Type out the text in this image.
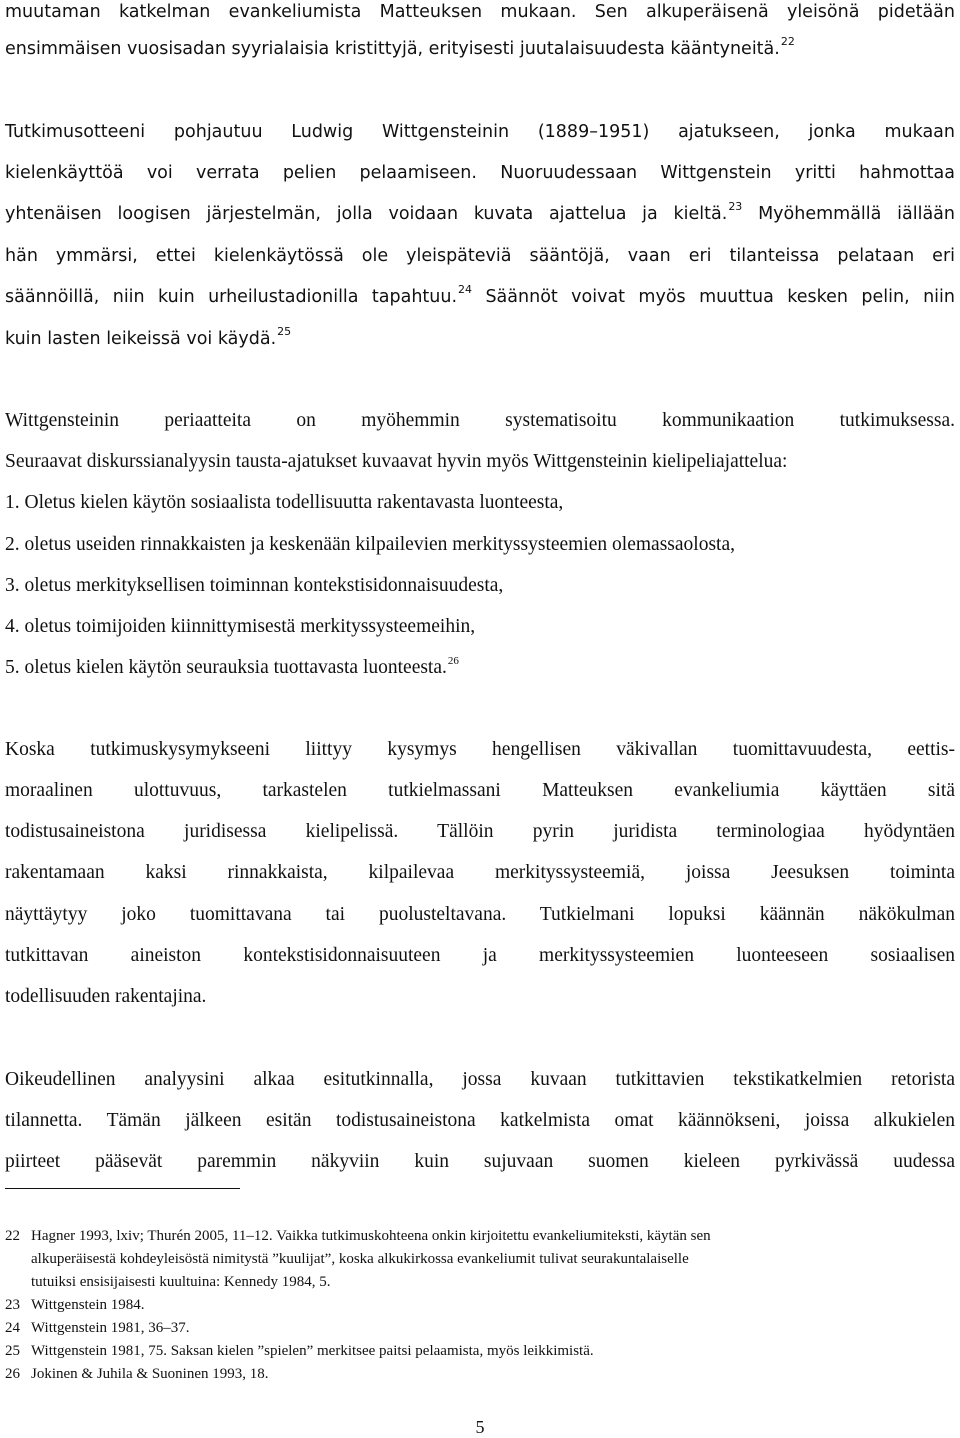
muutaman katkelman evankeliumista Matteuksen mukaan. Sen alkuperäisenä yleisönä pidetään
ensimmäisen vuosisadan syyrialaisia kristittyjä, erityisesti juutalaisuudesta kääntyneitä.$^{22}$
Tutkimusotteeni pohjautuu Ludwig Wittgensteinin (1889–1951) ajatukseen, jonka mukaan
kielenkäyttöä voi verrata pelien pelaamiseen. Nuoruudessaan Wittgenstein yritti hahmottaa
yhtenäisen loogisen järjestelmän, jolla voidaan kuvata ajattelua ja kieltä.$^{23}$ Myöhemmällä iällään
hän ymmärsi, ettei kielenkäytössä ole yleispäteviä sääntöjä, vaan eri tilanteissa pelataan eri
säännöillä, niin kuin urheilustadionilla tapahtuu.$^{24}$ Säännöt voivat myös muuttua kesken pelin, niin
kuin lasten leikeissä voi käydä.$^{25}$
Wittgensteinin periaatteita on myöhemmin systematisoitu kommunikaation tutkimuksessa.
Seuraavat diskurssianalyysin tausta-ajatukset kuvaavat hyvin myös Wittgensteinin kielipeliajattelua:
1. Oletus kielen käytön sosiaalista todellisuutta rakentavasta luonteesta,
2. oletus useiden rinnakkaisten ja keskenään kilpailevien merkityssysteemien olemassaolosta,
3. oletus merkityksellisen toiminnan kontekstisidonnaisuudesta,
4. oletus toimijoiden kiinnittymisestä merkityssysteemeihin,
5. oletus kielen käytön seurauksia tuottavasta luonteesta.$^{26}$
Koska tutkimuskysymykseeni liittyy kysymys hengellisen väkivallan tuomittavuudesta, eettis-
moraalinen ulottuvuus, tarkastelen tutkielmassani Matteuksen evankeliumia käyttäen sitä
todistusaineistona juridisessa kielipelissä. Tällöin pyrin juridista terminologiaa hyödyntäen
rakentamaan kaksi rinnakkaista, kilpailevaa merkityssysteemiä, joissa Jeesuksen toiminta
näyttäytyy joko tuomittavana tai puolusteltavana. Tutkielmani lopuksi käännän näkökulman
tutkittavan aineiston kontekstisidonnaisuuteen ja merkityssysteemien luonteeseen sosiaalisen
todellisuuden rakentajina.
Oikeudellinen analyysini alkaa esitutkinnalla, jossa kuvaan tutkittavien tekstikatkelmien retorista
tilannetta. Tämän jälkeen esitän todistusaineistona katkelmista omat käännökseni, joissa alkukielen
piirteet pääsevät paremmin näkyviin kuin sujuvaan suomen kieleen pyrkivässä uudessa
22 Hagner 1993, lxiv; Thurén 2005, 11–12. Vaikka tutkimuskohteena onkin kirjoitettu evankeliumiteksti, käytän sen
alkuperäisestä kohdeyleisöstä nimitystä ”kuulijat”, koska alkukirkossa evankeliumit tulivat seurakuntalaiselle
tutuiksi ensisijaisesti kuultuina: Kennedy 1984, 5.
23 Wittgenstein 1984.
24 Wittgenstein 1981, 36–37.
25 Wittgenstein 1981, 75. Saksan kielen ”spielen” merkitsee paitsi pelaamista, myös leikkimistä.
26 Jokinen & Juhila & Suoninen 1993, 18.
5
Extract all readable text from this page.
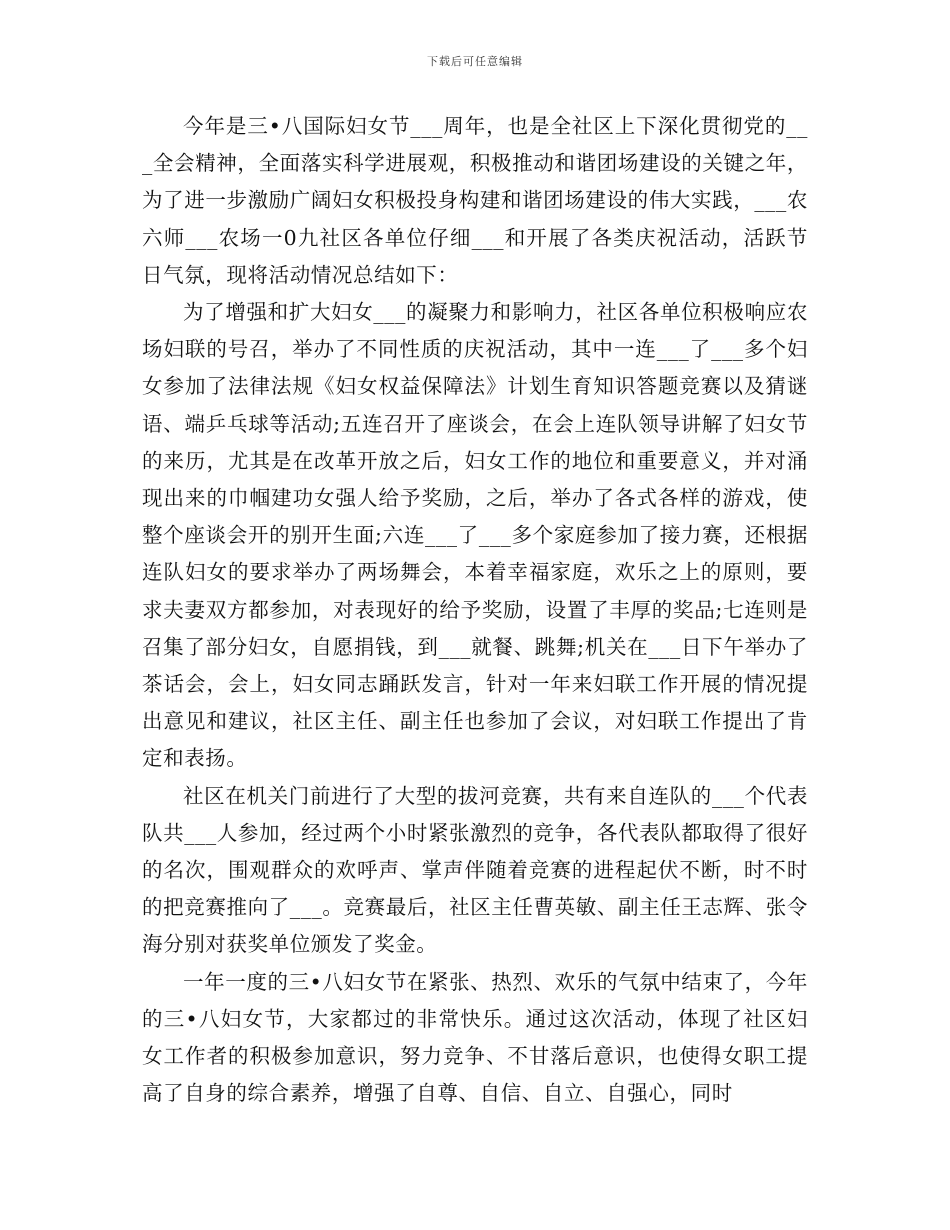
下载后可任意编辑

今年是三•八国际妇女节___周年，也是全社区上下深化贯彻党的___全会精神，全面落实科学进展观，积极推动和谐团场建设的关键之年，为了进一步激励广阔妇女积极投身构建和谐团场建设的伟大实践，___农六师___农场一0九社区各单位仔细___和开展了各类庆祝活动，活跃节日气氛，现将活动情况总结如下：

为了增强和扩大妇女___的凝聚力和影响力，社区各单位积极响应农场妇联的号召，举办了不同性质的庆祝活动，其中一连___了___多个妇女参加了法律法规《妇女权益保障法》计划生育知识答题竞赛以及猜谜语、端乒乓球等活动;五连召开了座谈会，在会上连队领导讲解了妇女节的来历，尤其是在改革开放之后，妇女工作的地位和重要意义，并对涌现出来的巾帼建功女强人给予奖励，之后，举办了各式各样的游戏，使整个座谈会开的别开生面;六连___了___多个家庭参加了接力赛，还根据连队妇女的要求举办了两场舞会，本着幸福家庭，欢乐之上的原则，要求夫妻双方都参加，对表现好的给予奖励，设置了丰厚的奖品;七连则是召集了部分妇女，自愿捐钱，到___就餐、跳舞;机关在___日下午举办了茶话会，会上，妇女同志踊跃发言，针对一年来妇联工作开展的情况提出意见和建议，社区主任、副主任也参加了会议，对妇联工作提出了肯定和表扬。

社区在机关门前进行了大型的拔河竞赛，共有来自连队的___个代表队共___人参加，经过两个小时紧张激烈的竞争，各代表队都取得了很好的名次，围观群众的欢呼声、掌声伴随着竞赛的进程起伏不断，时不时的把竞赛推向了___。竞赛最后，社区主任曹英敏、副主任王志辉、张令海分别对获奖单位颁发了奖金。

一年一度的三•八妇女节在紧张、热烈、欢乐的气氛中结束了，今年的三•八妇女节，大家都过的非常快乐。通过这次活动，体现了社区妇女工作者的积极参加意识，努力竞争、不甘落后意识，也使得女职工提高了自身的综合素养，增强了自尊、自信、自立、自强心，同时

....

• _Stated problem_
Reproduce each line exactly as it appears, omitting the pictures.

• _Solution_
Type out the text in this image.
muutaman katkelman evankeliumista Matteuksen mukaan. Sen alkuperäisenä yleisönä pidetään
ensimmäisen vuosisadan syyrialaisia kristittyjä, erityisesti juutalaisuudesta kääntyneitä.$^{22}$
Tutkimusotteeni pohjautuu Ludwig Wittgensteinin (1889–1951) ajatukseen, jonka mukaan
kielenkäyttöä voi verrata pelien pelaamiseen. Nuoruudessaan Wittgenstein yritti hahmottaa
yhtenäisen loogisen järjestelmän, jolla voidaan kuvata ajattelua ja kieltä.$^{23}$ Myöhemmällä iällään
hän ymmärsi, ettei kielenkäytössä ole yleispäteviä sääntöjä, vaan eri tilanteissa pelataan eri
säännöillä, niin kuin urheilustadionilla tapahtuu.$^{24}$ Säännöt voivat myös muuttua kesken pelin, niin
kuin lasten leikeissä voi käydä.$^{25}$
Wittgensteinin periaatteita on myöhemmin systematisoitu kommunikaation tutkimuksessa.
Seuraavat diskurssianalyysin tausta-ajatukset kuvaavat hyvin myös Wittgensteinin kielipeliajattelua:
1. Oletus kielen käytön sosiaalista todellisuutta rakentavasta luonteesta,
2. oletus useiden rinnakkaisten ja keskenään kilpailevien merkityssysteemien olemassaolosta,
3. oletus merkityksellisen toiminnan kontekstisidonnaisuudesta,
4. oletus toimijoiden kiinnittymisestä merkityssysteemeihin,
5. oletus kielen käytön seurauksia tuottavasta luonteesta.$^{26}$
Koska tutkimuskysymykseeni liittyy kysymys hengellisen väkivallan tuomittavuudesta, eettis-
moraalinen ulottuvuus, tarkastelen tutkielmassani Matteuksen evankeliumia käyttäen sitä
todistusaineistona juridisessa kielipelissä. Tällöin pyrin juridista terminologiaa hyödyntäen
rakentamaan kaksi rinnakkaista, kilpailevaa merkityssysteemiä, joissa Jeesuksen toiminta
näyttäytyy joko tuomittavana tai puolusteltavana. Tutkielmani lopuksi käännän näkökulman
tutkittavan aineiston kontekstisidonnaisuuteen ja merkityssysteemien luonteeseen sosiaalisen
todellisuuden rakentajina.
Oikeudellinen analyysini alkaa esitutkinnalla, jossa kuvaan tutkittavien tekstikatkelmien retorista
tilannetta. Tämän jälkeen esitän todistusaineistona katkelmista omat käännökseni, joissa alkukielen
piirteet pääsevät paremmin näkyviin kuin sujuvaan suomen kieleen pyrkivässä uudessa
22 Hagner 1993, lxiv; Thurén 2005, 11–12. Vaikka tutkimuskohteena onkin kirjoitettu evankeliumiteksti, käytän sen
alkuperäisestä kohdeyleisöstä nimitystä ”kuulijat”, koska alkukirkossa evankeliumit tulivat seurakuntalaiselle
tutuiksi ensisijaisesti kuultuina: Kennedy 1984, 5.
23 Wittgenstein 1984.
24 Wittgenstein 1981, 36–37.
25 Wittgenstein 1981, 75. Saksan kielen ”spielen” merkitsee paitsi pelaamista, myös leikkimistä.
26 Jokinen & Juhila & Suoninen 1993, 18.
5
Extract all readable text from this page.
下载后可任意编辑

今年是三•八国际妇女节___周年，也是全社区上下深化贯彻党的___全会精神，全面落实科学进展观，积极推动和谐团场建设的关键之年，为了进一步激励广阔妇女积极投身构建和谐团场建设的伟大实践，___农六师___农场一0九社区各单位仔细___和开展了各类庆祝活动，活跃节日气氛，现将活动情况总结如下：

为了增强和扩大妇女___的凝聚力和影响力，社区各单位积极响应农场妇联的号召，举办了不同性质的庆祝活动，其中一连___了___多个妇女参加了法律法规《妇女权益保障法》计划生育知识答题竞赛以及猜谜语、端乒乓球等活动;五连召开了座谈会，在会上连队领导讲解了妇女节的来历，尤其是在改革开放之后，妇女工作的地位和重要意义，并对涌现出来的巾帼建功女强人给予奖励，之后，举办了各式各样的游戏，使整个座谈会开的别开生面;六连___了___多个家庭参加了接力赛，还根据连队妇女的要求举办了两场舞会，本着幸福家庭，欢乐之上的原则，要求夫妻双方都参加，对表现好的给予奖励，设置了丰厚的奖品;七连则是召集了部分妇女，自愿捐钱，到___就餐、跳舞;机关在___日下午举办了茶话会，会上，妇女同志踊跃发言，针对一年来妇联工作开展的情况提出意见和建议，社区主任、副主任也参加了会议，对妇联工作提出了肯定和表扬。

社区在机关门前进行了大型的拔河竞赛，共有来自连队的___个代表队共___人参加，经过两个小时紧张激烈的竞争，各代表队都取得了很好的名次，围观群众的欢呼声、掌声伴随着竞赛的进程起伏不断，时不时的把竞赛推向了___。竞赛最后，社区主任曹英敏、副主任王志辉、张令海分别对获奖单位颁发了奖金。

一年一度的三•八妇女节在紧张、热烈、欢乐的气氛中结束了，今年的三•八妇女节，大家都过的非常快乐。通过这次活动，体现了社区妇女工作者的积极参加意识，努力竞争、不甘落后意识，也使得女职工提高了自身的综合素养，增强了自尊、自信、自立、自强心，同时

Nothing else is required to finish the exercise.